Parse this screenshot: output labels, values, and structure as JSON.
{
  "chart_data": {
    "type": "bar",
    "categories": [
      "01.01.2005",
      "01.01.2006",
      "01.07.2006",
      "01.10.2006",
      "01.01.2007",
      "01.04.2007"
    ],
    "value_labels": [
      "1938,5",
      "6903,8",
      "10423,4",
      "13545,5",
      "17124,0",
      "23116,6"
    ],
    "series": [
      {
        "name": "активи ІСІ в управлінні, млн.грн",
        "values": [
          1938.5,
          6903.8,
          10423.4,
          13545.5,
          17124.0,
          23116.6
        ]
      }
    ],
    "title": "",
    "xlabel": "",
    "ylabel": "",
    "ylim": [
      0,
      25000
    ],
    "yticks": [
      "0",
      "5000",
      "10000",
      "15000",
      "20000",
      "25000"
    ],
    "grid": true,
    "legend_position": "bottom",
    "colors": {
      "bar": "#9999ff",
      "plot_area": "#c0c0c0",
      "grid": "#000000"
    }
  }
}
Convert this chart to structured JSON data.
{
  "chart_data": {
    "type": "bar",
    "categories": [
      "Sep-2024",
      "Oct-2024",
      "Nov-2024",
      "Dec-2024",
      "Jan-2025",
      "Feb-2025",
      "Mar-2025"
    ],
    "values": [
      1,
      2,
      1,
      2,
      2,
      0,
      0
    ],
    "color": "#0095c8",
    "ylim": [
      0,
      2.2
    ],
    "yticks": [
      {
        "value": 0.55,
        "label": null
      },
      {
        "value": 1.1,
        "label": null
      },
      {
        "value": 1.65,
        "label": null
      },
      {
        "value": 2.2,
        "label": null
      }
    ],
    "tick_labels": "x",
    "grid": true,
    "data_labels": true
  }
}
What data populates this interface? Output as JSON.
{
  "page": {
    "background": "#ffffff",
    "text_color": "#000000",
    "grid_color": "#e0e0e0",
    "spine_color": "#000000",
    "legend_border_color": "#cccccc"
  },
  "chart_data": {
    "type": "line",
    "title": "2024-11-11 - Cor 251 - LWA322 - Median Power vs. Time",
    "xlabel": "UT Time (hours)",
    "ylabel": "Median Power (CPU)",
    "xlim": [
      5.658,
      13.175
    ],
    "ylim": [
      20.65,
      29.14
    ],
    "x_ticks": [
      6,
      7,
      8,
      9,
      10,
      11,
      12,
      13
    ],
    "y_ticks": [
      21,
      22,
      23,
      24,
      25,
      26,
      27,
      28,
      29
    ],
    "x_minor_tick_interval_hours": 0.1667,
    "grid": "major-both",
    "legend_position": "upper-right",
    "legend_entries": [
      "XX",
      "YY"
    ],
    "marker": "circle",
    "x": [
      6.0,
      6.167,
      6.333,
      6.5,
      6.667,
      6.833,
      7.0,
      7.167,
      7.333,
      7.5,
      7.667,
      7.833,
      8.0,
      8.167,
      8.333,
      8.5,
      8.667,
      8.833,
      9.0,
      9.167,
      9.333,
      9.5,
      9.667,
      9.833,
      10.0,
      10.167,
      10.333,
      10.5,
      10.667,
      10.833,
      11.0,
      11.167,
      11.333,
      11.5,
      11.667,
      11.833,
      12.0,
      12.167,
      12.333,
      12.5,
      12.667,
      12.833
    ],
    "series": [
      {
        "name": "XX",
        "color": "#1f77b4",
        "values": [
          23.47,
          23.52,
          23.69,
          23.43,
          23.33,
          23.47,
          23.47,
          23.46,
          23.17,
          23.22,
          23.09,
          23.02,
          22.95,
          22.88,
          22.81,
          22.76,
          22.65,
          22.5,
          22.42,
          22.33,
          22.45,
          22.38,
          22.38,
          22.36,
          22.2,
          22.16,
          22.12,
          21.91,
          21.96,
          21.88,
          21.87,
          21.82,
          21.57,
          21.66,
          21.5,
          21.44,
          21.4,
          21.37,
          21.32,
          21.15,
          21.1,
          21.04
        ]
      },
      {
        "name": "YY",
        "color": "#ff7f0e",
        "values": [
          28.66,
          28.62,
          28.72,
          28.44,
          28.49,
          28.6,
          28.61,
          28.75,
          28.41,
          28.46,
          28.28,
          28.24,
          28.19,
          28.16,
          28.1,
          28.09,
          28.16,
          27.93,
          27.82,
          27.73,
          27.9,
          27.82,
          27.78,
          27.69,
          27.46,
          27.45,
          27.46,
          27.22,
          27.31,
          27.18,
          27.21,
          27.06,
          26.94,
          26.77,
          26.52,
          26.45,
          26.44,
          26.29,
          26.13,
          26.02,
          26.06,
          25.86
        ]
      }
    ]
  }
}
—————
**EXERCISE REQUIREMENTS:**
Search the data for the string "JSON". List each line that has it.

**REPLY:**
Parse this screenshot: output labels, values, and structure as JSON.
Convert this chart to structured JSON data.
What data populates this interface? Output as JSON.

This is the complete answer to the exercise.